Requirement >> Rewrite all of the items below with "usage-bar" swapped for "progress-bar" everywhere it occurs. Leave every other part unchanged.

Rows from a layout dataset:
## BEGIN
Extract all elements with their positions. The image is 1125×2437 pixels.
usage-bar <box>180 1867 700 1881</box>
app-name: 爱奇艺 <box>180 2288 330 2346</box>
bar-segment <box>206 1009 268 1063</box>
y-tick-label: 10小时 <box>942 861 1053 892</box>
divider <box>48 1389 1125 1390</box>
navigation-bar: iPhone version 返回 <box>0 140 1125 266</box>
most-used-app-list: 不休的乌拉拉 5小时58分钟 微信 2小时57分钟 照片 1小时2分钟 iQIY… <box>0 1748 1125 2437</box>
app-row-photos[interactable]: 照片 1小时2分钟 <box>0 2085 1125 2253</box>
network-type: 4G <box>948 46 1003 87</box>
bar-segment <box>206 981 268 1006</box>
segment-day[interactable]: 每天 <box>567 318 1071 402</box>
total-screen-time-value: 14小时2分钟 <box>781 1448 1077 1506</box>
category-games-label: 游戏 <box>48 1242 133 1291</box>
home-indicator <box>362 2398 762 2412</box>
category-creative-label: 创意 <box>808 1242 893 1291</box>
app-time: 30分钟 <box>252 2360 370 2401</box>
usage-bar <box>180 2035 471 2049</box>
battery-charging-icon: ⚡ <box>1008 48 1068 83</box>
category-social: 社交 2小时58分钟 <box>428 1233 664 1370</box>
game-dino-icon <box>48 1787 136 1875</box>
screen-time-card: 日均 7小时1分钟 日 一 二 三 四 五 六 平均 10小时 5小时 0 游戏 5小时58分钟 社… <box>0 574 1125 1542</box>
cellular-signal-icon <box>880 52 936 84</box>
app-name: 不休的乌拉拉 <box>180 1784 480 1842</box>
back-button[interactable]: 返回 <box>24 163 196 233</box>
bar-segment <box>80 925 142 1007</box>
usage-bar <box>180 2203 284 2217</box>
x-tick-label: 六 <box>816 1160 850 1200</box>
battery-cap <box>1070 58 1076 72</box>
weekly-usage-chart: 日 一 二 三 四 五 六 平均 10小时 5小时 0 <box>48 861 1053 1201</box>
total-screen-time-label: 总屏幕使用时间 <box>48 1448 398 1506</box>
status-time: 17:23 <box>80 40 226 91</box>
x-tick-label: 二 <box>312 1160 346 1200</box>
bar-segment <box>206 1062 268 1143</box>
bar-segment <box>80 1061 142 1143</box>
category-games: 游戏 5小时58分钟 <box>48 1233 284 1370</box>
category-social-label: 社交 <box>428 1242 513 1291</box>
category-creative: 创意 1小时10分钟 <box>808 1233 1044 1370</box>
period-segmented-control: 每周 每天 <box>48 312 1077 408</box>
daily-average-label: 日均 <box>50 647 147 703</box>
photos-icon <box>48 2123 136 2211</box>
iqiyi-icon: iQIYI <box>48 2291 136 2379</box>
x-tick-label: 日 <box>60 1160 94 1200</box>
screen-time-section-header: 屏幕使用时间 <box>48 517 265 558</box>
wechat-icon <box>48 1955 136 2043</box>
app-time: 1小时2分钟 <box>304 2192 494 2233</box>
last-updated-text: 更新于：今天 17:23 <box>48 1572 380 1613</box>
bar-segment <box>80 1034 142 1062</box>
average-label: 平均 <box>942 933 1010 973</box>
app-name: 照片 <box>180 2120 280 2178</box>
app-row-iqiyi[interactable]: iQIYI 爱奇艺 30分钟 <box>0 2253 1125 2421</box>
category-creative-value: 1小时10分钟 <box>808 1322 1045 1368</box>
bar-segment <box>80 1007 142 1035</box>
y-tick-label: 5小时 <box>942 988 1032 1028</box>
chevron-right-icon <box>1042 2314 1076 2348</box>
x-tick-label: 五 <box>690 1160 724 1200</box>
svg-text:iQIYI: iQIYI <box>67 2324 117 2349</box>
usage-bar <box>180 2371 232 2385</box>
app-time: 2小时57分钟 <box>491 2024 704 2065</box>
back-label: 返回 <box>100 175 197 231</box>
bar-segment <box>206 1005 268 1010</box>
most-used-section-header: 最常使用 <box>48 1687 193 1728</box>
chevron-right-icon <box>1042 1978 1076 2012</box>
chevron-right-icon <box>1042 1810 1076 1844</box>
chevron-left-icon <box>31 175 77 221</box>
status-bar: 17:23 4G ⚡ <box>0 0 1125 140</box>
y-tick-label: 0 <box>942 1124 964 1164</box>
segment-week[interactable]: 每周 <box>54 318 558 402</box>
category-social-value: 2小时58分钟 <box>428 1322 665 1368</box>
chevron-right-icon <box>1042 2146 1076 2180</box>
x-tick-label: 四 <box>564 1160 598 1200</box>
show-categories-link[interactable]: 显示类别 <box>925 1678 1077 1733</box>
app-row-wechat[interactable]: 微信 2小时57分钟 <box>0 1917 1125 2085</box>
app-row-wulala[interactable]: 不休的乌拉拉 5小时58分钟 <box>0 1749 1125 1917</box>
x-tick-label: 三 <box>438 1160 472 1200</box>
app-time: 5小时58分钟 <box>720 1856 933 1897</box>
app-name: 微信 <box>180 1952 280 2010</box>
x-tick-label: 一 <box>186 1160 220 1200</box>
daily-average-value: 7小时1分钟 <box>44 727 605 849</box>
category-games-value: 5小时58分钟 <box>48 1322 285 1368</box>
## END
Written response >>
Extract all elements with their positions. The image is 1125×2437 pixels.
progress-bar <box>180 1867 700 1881</box>
app-name: 爱奇艺 <box>180 2288 330 2346</box>
bar-segment <box>206 1009 268 1063</box>
y-tick-label: 10小时 <box>942 861 1053 892</box>
divider <box>48 1389 1125 1390</box>
navigation-bar: iPhone version 返回 <box>0 140 1125 266</box>
most-used-app-list: 不休的乌拉拉 5小时58分钟 微信 2小时57分钟 照片 1小时2分钟 iQIY… <box>0 1748 1125 2437</box>
app-row-photos[interactable]: 照片 1小时2分钟 <box>0 2085 1125 2253</box>
network-type: 4G <box>948 46 1003 87</box>
bar-segment <box>206 981 268 1006</box>
segment-day[interactable]: 每天 <box>567 318 1071 402</box>
total-screen-time-value: 14小时2分钟 <box>781 1448 1077 1506</box>
category-games-label: 游戏 <box>48 1242 133 1291</box>
home-indicator <box>362 2398 762 2412</box>
category-creative-label: 创意 <box>808 1242 893 1291</box>
app-time: 30分钟 <box>252 2360 370 2401</box>
progress-bar <box>180 2035 471 2049</box>
battery-charging-icon: ⚡ <box>1008 48 1068 83</box>
category-social: 社交 2小时58分钟 <box>428 1233 664 1370</box>
game-dino-icon <box>48 1787 136 1875</box>
screen-time-card: 日均 7小时1分钟 日 一 二 三 四 五 六 平均 10小时 5小时 0 游戏 5小时58分钟 社… <box>0 574 1125 1542</box>
cellular-signal-icon <box>880 52 936 84</box>
app-name: 不休的乌拉拉 <box>180 1784 480 1842</box>
back-button[interactable]: 返回 <box>24 163 196 233</box>
bar-segment <box>80 925 142 1007</box>
progress-bar <box>180 2203 284 2217</box>
x-tick-label: 六 <box>816 1160 850 1200</box>
battery-cap <box>1070 58 1076 72</box>
weekly-usage-chart: 日 一 二 三 四 五 六 平均 10小时 5小时 0 <box>48 861 1053 1201</box>
total-screen-time-label: 总屏幕使用时间 <box>48 1448 398 1506</box>
status-time: 17:23 <box>80 40 226 91</box>
x-tick-label: 二 <box>312 1160 346 1200</box>
bar-segment <box>206 1062 268 1143</box>
bar-segment <box>80 1061 142 1143</box>
category-games: 游戏 5小时58分钟 <box>48 1233 284 1370</box>
category-social-label: 社交 <box>428 1242 513 1291</box>
category-creative: 创意 1小时10分钟 <box>808 1233 1044 1370</box>
period-segmented-control: 每周 每天 <box>48 312 1077 408</box>
daily-average-label: 日均 <box>50 647 147 703</box>
photos-icon <box>48 2123 136 2211</box>
iqiyi-icon: iQIYI <box>48 2291 136 2379</box>
x-tick-label: 日 <box>60 1160 94 1200</box>
screen-time-section-header: 屏幕使用时间 <box>48 517 265 558</box>
wechat-icon <box>48 1955 136 2043</box>
app-time: 1小时2分钟 <box>304 2192 494 2233</box>
last-updated-text: 更新于：今天 17:23 <box>48 1572 380 1613</box>
bar-segment <box>80 1034 142 1062</box>
average-label: 平均 <box>942 933 1010 973</box>
app-name: 照片 <box>180 2120 280 2178</box>
app-row-iqiyi[interactable]: iQIYI 爱奇艺 30分钟 <box>0 2253 1125 2421</box>
category-creative-value: 1小时10分钟 <box>808 1322 1045 1368</box>
bar-segment <box>80 1007 142 1035</box>
y-tick-label: 5小时 <box>942 988 1032 1028</box>
chevron-right-icon <box>1042 2314 1076 2348</box>
x-tick-label: 五 <box>690 1160 724 1200</box>
svg-text:iQIYI: iQIYI <box>67 2324 117 2349</box>
progress-bar <box>180 2371 232 2385</box>
app-time: 2小时57分钟 <box>491 2024 704 2065</box>
back-label: 返回 <box>100 175 197 231</box>
bar-segment <box>206 1005 268 1010</box>
most-used-section-header: 最常使用 <box>48 1687 193 1728</box>
chevron-right-icon <box>1042 1978 1076 2012</box>
chevron-right-icon <box>1042 1810 1076 1844</box>
chevron-left-icon <box>31 175 77 221</box>
status-bar: 17:23 4G ⚡ <box>0 0 1125 140</box>
y-tick-label: 0 <box>942 1124 964 1164</box>
segment-week[interactable]: 每周 <box>54 318 558 402</box>
category-social-value: 2小时58分钟 <box>428 1322 665 1368</box>
chevron-right-icon <box>1042 2146 1076 2180</box>
x-tick-label: 四 <box>564 1160 598 1200</box>
show-categories-link[interactable]: 显示类别 <box>925 1678 1077 1733</box>
app-row-wechat[interactable]: 微信 2小时57分钟 <box>0 1917 1125 2085</box>
app-row-wulala[interactable]: 不休的乌拉拉 5小时58分钟 <box>0 1749 1125 1917</box>
x-tick-label: 三 <box>438 1160 472 1200</box>
app-time: 5小时58分钟 <box>720 1856 933 1897</box>
app-name: 微信 <box>180 1952 280 2010</box>
x-tick-label: 一 <box>186 1160 220 1200</box>
daily-average-value: 7小时1分钟 <box>44 727 605 849</box>
category-games-value: 5小时58分钟 <box>48 1322 285 1368</box>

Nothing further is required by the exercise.